# [TASK BRIEF]
Please rewrite all the lines of the material below with "radio signals" replaced by "wireless signals", keeping everything else the same and leaving out the pictures.

╭─ INPUT

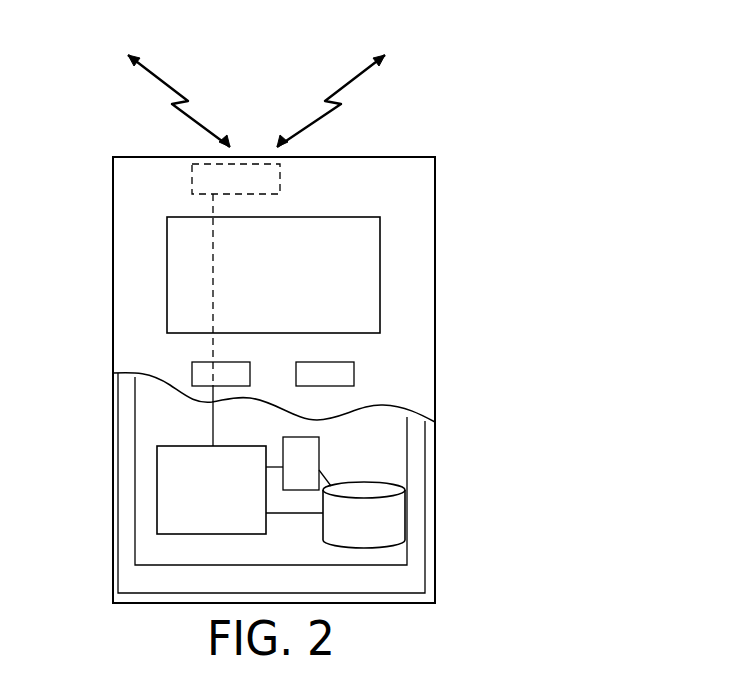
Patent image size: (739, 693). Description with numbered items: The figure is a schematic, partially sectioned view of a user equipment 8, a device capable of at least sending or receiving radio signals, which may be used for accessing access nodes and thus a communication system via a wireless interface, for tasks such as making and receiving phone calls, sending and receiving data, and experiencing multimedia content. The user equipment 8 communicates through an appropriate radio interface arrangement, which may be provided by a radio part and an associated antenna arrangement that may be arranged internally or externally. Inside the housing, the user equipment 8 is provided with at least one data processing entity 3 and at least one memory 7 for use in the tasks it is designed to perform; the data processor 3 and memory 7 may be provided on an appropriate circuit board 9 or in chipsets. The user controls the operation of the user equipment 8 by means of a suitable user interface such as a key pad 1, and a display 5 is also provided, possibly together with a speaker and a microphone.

The key pad 1 is at (238, 370).
The data processing entity 3 is at (170, 463).
The display 5 is at (370, 228).
The memory 7 is at (395, 533).
The user equipment 8 is at (113, 176).
The circuit board 9 is at (313, 447).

╰─

# [EXERCISE OUTPUT]
Patent image size: (739, 693). Description with numbered items: The figure is a schematic, partially sectioned view of a user equipment 8, a device capable of at least sending or receiving wireless signals, which may be used for accessing access nodes and thus a communication system via a wireless interface, for tasks such as making and receiving phone calls, sending and receiving data, and experiencing multimedia content. The user equipment 8 communicates through an appropriate radio interface arrangement, which may be provided by a radio part and an associated antenna arrangement that may be arranged internally or externally. Inside the housing, the user equipment 8 is provided with at least one data processing entity 3 and at least one memory 7 for use in the tasks it is designed to perform; the data processor 3 and memory 7 may be provided on an appropriate circuit board 9 or in chipsets. The user controls the operation of the user equipment 8 by means of a suitable user interface such as a key pad 1, and a display 5 is also provided, possibly together with a speaker and a microphone.

The key pad 1 is at (238, 370).
The data processing entity 3 is at (170, 463).
The display 5 is at (370, 228).
The memory 7 is at (395, 533).
The user equipment 8 is at (113, 176).
The circuit board 9 is at (313, 447).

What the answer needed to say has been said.